Given task ::
Each line that contains the string "答在试题卷上无效" counts once; report how many such lines appear in the data, as a number only.
___
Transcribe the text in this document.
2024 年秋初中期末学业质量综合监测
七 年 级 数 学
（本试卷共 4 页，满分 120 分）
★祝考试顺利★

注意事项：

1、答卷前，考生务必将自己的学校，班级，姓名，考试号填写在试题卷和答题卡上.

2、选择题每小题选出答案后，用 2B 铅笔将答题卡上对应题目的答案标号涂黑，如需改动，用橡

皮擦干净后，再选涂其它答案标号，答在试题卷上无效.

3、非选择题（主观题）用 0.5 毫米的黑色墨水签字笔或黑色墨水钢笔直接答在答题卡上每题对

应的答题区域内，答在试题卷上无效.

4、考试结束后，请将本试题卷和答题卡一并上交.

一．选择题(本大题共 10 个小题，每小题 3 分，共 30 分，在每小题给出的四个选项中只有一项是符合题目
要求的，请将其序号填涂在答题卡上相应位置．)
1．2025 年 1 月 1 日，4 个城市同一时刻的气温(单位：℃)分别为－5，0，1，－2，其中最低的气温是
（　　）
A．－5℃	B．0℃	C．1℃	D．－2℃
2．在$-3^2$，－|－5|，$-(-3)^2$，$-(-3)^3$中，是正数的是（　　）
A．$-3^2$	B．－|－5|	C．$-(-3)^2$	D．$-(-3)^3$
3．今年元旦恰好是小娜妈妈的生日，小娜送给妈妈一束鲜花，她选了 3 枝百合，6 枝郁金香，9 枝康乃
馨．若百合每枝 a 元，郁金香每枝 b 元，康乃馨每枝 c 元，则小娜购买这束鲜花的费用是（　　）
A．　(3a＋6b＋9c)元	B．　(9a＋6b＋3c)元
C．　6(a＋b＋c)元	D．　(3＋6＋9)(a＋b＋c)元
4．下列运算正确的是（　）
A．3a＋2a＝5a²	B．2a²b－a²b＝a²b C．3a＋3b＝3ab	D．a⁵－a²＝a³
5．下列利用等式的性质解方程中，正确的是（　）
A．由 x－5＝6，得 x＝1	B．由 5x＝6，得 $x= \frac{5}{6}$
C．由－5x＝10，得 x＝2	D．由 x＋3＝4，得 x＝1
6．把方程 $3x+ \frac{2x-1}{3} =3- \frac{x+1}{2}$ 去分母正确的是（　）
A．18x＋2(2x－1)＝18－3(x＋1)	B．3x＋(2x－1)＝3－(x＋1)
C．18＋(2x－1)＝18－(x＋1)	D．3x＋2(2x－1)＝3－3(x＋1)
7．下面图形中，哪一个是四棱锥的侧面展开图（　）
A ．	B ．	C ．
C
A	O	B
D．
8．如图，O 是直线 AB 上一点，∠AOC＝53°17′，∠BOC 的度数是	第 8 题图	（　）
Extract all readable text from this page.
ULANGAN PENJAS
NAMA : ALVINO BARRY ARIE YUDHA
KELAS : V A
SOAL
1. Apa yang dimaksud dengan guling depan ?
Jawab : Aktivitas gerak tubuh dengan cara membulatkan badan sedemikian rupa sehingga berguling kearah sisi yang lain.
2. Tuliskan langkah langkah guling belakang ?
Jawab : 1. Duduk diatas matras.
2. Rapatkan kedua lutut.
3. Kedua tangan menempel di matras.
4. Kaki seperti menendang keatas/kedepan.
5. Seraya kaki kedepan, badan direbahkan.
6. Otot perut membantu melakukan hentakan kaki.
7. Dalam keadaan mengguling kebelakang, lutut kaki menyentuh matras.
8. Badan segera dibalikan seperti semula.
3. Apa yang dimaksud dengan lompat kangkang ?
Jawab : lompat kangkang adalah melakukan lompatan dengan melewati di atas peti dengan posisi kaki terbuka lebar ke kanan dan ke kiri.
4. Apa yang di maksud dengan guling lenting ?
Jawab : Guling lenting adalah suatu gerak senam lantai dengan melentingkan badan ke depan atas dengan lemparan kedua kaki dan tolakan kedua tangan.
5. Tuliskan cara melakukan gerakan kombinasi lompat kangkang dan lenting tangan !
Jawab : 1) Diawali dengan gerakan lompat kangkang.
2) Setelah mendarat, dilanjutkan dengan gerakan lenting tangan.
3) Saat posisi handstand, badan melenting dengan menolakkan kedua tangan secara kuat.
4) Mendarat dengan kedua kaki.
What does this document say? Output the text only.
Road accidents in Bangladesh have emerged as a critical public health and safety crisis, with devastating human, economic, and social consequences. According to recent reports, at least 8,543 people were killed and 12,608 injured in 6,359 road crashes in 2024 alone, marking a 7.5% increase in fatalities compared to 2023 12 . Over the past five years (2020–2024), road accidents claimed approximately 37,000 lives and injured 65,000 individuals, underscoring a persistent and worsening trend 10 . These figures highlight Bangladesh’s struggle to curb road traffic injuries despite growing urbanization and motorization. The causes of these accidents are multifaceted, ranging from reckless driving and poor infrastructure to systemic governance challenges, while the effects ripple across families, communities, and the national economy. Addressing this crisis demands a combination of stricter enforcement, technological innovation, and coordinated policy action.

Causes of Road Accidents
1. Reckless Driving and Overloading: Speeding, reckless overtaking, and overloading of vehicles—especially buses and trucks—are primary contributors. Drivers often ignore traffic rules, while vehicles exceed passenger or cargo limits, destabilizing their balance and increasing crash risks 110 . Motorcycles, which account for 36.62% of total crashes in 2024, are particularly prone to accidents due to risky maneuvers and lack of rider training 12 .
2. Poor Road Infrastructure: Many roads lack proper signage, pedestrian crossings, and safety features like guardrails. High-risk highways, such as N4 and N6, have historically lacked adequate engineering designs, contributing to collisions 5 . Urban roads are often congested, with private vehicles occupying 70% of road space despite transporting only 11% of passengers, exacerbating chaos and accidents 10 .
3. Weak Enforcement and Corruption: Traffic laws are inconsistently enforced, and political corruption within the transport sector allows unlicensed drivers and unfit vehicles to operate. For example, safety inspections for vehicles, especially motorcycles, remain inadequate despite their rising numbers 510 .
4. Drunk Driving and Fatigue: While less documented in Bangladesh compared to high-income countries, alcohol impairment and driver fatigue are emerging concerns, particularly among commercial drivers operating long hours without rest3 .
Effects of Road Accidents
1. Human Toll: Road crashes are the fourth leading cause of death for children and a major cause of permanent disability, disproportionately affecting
___
The reply ::
2